In the entries below, find the lines with the word "kind" and copy them.

[Collected data entries]
— start —

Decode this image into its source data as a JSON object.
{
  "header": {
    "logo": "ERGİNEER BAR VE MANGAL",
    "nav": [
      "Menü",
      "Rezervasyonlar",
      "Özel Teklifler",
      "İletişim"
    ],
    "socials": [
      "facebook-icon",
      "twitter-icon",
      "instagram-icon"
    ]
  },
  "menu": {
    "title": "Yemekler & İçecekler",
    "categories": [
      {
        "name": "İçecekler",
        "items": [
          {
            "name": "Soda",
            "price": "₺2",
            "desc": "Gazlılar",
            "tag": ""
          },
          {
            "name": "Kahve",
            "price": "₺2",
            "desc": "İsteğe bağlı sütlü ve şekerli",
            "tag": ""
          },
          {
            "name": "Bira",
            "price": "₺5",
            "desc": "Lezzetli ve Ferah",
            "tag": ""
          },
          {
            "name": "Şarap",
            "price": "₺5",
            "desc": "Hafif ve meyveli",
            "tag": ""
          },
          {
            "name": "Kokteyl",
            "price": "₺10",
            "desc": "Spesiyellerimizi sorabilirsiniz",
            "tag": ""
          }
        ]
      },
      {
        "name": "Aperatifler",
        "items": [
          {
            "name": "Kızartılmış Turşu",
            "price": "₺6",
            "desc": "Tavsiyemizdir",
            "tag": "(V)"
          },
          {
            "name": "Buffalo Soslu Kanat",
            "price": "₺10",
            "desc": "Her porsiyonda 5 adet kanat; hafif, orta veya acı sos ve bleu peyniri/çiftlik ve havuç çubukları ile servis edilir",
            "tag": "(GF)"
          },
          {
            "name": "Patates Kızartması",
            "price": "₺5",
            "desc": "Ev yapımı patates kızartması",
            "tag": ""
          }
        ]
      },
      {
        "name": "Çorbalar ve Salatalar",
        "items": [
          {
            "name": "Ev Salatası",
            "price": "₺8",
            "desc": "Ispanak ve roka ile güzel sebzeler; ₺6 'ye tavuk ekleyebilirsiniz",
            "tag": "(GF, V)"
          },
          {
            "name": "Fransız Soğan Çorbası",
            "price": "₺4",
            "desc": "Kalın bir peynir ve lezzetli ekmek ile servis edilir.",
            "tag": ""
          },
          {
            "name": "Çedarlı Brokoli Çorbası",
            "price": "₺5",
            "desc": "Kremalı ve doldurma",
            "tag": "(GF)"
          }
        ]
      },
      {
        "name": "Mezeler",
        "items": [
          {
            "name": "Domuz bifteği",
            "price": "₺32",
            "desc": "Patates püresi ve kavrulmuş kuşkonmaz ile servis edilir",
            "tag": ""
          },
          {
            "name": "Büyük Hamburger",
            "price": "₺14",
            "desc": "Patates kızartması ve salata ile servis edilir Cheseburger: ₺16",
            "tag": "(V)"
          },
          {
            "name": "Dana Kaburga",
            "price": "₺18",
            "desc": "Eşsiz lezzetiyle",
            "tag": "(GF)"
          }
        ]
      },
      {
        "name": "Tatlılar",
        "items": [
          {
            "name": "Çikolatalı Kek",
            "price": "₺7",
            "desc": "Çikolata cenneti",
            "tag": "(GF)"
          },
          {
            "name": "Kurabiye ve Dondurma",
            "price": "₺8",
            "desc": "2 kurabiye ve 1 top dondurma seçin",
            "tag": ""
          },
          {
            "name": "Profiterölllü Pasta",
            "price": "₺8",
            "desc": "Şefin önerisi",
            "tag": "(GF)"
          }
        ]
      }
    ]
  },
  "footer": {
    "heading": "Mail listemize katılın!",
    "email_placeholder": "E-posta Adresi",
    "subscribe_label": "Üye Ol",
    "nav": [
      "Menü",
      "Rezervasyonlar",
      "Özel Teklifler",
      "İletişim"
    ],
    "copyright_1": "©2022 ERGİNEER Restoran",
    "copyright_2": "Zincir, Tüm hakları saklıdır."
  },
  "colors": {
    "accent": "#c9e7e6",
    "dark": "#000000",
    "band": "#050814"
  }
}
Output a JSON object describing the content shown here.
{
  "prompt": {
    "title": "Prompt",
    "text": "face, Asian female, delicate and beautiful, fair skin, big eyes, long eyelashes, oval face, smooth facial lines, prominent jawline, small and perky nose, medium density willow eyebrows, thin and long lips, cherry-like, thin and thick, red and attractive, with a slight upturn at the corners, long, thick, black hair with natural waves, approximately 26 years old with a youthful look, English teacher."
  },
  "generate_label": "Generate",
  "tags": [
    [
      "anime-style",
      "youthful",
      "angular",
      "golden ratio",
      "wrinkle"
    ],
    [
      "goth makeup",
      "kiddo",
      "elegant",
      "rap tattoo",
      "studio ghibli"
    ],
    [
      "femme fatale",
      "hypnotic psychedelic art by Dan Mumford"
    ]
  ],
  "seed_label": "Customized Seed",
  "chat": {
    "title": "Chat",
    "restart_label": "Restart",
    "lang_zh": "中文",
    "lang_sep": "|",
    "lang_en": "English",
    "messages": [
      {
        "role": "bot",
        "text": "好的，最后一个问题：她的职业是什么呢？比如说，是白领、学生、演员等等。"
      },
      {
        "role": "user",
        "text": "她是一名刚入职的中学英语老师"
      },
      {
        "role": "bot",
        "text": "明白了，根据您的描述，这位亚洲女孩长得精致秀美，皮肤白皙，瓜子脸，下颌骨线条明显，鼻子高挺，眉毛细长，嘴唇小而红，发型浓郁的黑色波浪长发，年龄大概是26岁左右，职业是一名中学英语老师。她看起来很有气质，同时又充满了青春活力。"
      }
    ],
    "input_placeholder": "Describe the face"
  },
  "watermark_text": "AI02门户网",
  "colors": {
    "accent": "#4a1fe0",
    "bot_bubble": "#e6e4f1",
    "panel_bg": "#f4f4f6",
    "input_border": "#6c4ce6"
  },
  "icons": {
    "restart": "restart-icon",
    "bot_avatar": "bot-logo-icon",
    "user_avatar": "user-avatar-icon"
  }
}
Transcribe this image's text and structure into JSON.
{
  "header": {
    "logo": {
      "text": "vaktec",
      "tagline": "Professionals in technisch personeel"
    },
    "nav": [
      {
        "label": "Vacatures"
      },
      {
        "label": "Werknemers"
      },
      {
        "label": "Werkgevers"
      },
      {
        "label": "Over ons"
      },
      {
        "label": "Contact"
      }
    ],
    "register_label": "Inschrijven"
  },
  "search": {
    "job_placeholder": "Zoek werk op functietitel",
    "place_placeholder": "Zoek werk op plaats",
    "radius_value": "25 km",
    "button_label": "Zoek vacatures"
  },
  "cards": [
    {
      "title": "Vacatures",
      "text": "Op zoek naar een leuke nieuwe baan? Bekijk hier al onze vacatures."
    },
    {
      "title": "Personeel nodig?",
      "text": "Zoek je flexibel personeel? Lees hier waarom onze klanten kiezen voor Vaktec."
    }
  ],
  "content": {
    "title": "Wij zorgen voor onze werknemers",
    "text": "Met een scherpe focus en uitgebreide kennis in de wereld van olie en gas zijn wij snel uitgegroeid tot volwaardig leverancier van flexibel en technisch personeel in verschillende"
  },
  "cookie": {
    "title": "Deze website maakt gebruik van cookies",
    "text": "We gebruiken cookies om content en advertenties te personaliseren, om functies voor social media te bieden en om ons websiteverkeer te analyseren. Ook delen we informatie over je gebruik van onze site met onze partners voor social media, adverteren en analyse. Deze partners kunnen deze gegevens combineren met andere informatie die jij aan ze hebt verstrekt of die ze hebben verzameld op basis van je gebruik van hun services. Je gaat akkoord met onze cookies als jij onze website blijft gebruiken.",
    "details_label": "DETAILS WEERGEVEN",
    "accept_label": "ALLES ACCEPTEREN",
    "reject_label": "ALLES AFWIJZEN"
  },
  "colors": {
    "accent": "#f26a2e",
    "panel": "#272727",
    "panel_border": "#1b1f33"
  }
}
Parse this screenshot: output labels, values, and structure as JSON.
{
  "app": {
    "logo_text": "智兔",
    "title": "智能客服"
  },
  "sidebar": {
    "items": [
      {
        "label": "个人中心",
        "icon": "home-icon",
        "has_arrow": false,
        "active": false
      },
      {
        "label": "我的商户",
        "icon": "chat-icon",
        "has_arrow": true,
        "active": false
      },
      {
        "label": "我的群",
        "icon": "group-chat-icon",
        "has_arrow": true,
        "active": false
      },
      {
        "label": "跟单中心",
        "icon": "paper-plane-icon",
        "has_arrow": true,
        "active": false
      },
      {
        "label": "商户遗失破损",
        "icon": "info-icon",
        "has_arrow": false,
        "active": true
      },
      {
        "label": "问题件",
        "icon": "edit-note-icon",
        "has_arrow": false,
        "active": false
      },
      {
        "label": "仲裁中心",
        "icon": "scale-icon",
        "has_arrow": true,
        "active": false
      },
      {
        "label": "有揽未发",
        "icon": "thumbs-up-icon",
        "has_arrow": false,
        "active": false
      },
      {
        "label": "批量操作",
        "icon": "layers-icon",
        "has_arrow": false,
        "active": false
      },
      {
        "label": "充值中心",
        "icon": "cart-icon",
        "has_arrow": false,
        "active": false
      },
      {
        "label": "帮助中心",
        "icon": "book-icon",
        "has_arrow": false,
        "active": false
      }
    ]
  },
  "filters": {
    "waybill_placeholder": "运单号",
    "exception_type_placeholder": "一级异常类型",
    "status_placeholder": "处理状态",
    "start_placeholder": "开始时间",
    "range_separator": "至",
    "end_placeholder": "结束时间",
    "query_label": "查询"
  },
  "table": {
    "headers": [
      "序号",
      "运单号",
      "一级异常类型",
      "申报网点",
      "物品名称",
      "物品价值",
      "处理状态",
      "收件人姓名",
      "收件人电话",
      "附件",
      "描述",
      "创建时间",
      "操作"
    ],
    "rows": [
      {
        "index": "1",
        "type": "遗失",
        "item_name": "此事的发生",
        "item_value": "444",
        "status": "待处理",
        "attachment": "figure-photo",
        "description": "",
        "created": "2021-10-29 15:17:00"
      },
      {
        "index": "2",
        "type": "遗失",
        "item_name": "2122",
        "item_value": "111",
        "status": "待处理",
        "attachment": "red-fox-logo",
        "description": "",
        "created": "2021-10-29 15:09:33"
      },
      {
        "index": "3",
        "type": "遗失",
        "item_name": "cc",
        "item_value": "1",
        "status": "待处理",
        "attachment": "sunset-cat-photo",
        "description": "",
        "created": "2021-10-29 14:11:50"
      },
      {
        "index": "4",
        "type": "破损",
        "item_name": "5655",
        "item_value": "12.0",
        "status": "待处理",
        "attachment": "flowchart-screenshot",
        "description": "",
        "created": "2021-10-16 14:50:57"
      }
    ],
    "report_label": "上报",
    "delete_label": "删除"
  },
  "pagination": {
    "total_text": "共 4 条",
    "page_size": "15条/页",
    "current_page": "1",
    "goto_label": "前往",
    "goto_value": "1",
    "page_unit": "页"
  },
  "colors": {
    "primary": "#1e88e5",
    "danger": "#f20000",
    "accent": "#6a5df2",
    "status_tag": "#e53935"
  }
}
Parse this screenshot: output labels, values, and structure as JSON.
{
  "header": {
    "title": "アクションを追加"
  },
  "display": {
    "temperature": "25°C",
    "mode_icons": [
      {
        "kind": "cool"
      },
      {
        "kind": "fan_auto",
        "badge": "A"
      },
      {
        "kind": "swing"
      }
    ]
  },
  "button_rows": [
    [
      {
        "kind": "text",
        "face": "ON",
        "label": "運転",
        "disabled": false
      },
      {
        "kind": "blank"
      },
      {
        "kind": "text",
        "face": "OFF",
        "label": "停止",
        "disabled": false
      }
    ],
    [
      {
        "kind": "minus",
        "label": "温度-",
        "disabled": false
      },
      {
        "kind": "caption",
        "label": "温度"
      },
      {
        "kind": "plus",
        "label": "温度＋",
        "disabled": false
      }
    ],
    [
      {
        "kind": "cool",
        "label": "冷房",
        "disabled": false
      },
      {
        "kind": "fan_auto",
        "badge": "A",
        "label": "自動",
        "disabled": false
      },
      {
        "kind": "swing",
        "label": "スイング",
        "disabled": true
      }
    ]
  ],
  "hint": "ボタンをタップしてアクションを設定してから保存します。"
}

— end —

■ **TASK RESULT**:
        "kind": "cool"
        "kind": "fan_auto",
        "kind": "swing"
        "kind": "text",
        "kind": "blank"
        "kind": "text",
        "kind": "minus",
        "kind": "caption",
        "kind": "plus",
        "kind": "cool",
        "kind": "fan_auto",
        "kind": "swing",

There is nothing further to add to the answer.